SET TASK:
Leave out the pictures and repeat the rest of the material exactly.

□ □ □ □ □

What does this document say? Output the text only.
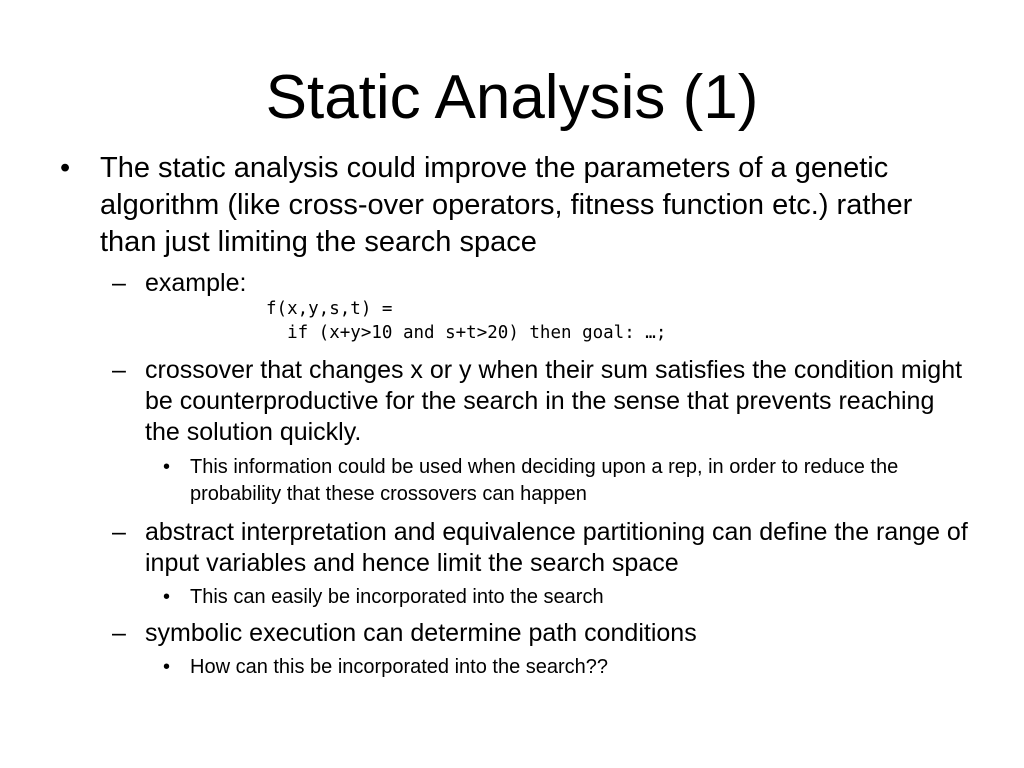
Static Analysis (1)
• The static analysis could improve the parameters of a genetic algorithm (like cross-over operators, fitness function etc.) rather than just limiting the search space
– example:
f(x,y,s,t) =
if (x+y>10 and s+t>20) then goal: …;
– crossover that changes x or y when their sum satisfies the condition might be counterproductive for the search in the sense that prevents reaching the solution quickly.
• This information could be used when deciding upon a rep, in order to reduce the probability that these crossovers can happen
– abstract interpretation and equivalence partitioning can define the range of input variables and hence limit the search space
• This can easily be incorporated into the search
– symbolic execution can determine path conditions
• How can this be incorporated into the search??
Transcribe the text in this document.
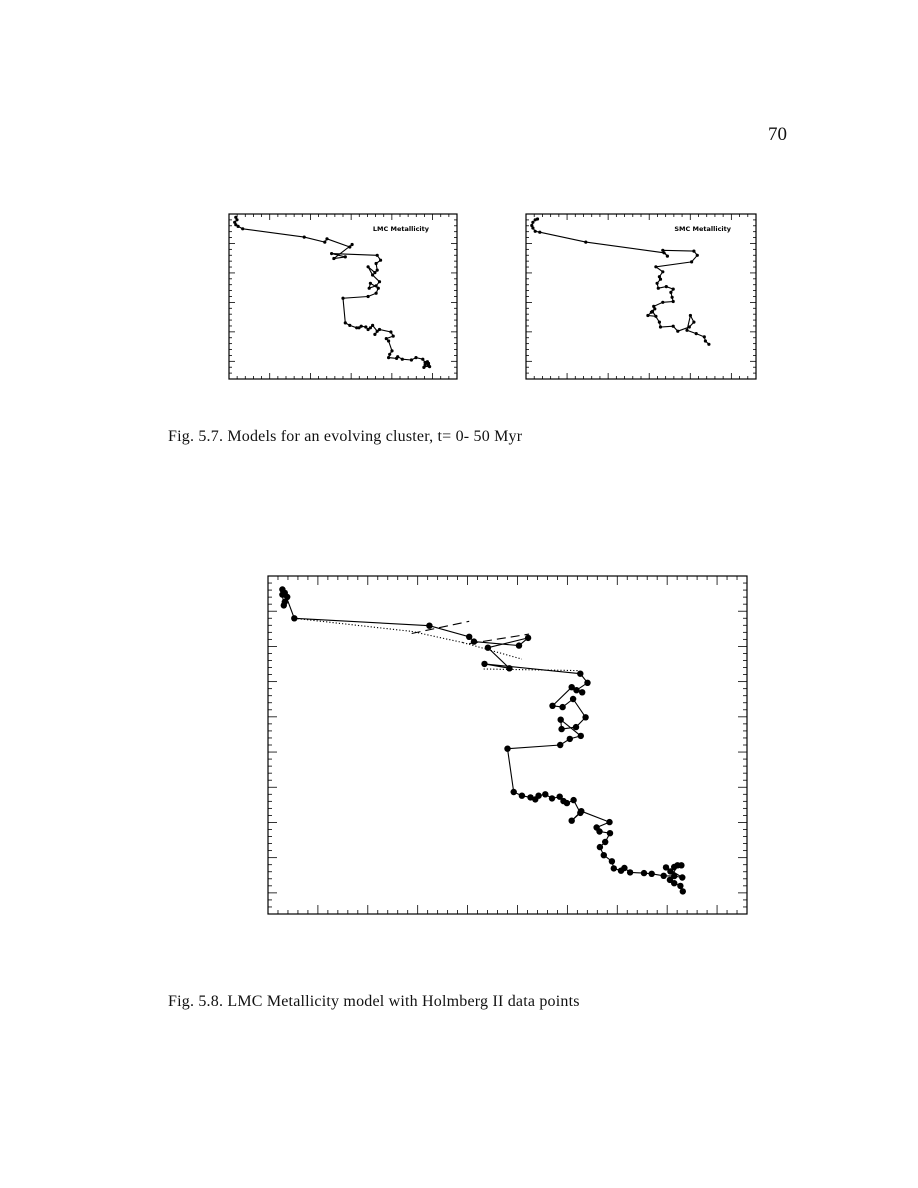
70
LMC Metallicity	SMC Metallicity
Fig. 5.7. Models for an evolving cluster, t= 0- 50 Myr
Fig. 5.8. LMC Metallicity model with Holmberg II data points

□ □ □ □ □

FULL RESPONSE:
What does this document say? Output the text only.
Static Analysis (1)
• The static analysis could improve the parameters of a genetic algorithm (like cross-over operators, fitness function etc.) rather than just limiting the search space
– example:
f(x,y,s,t) =
if (x+y>10 and s+t>20) then goal: …;
– crossover that changes x or y when their sum satisfies the condition might be counterproductive for the search in the sense that prevents reaching the solution quickly.
• This information could be used when deciding upon a rep, in order to reduce the probability that these crossovers can happen
– abstract interpretation and equivalence partitioning can define the range of input variables and hence limit the search space
• This can easily be incorporated into the search
– symbolic execution can determine path conditions
• How can this be incorporated into the search??
Transcribe the text in this document.
70
LMC Metallicity	SMC Metallicity
Fig. 5.7. Models for an evolving cluster, t= 0- 50 Myr
Fig. 5.8. LMC Metallicity model with Holmberg II data points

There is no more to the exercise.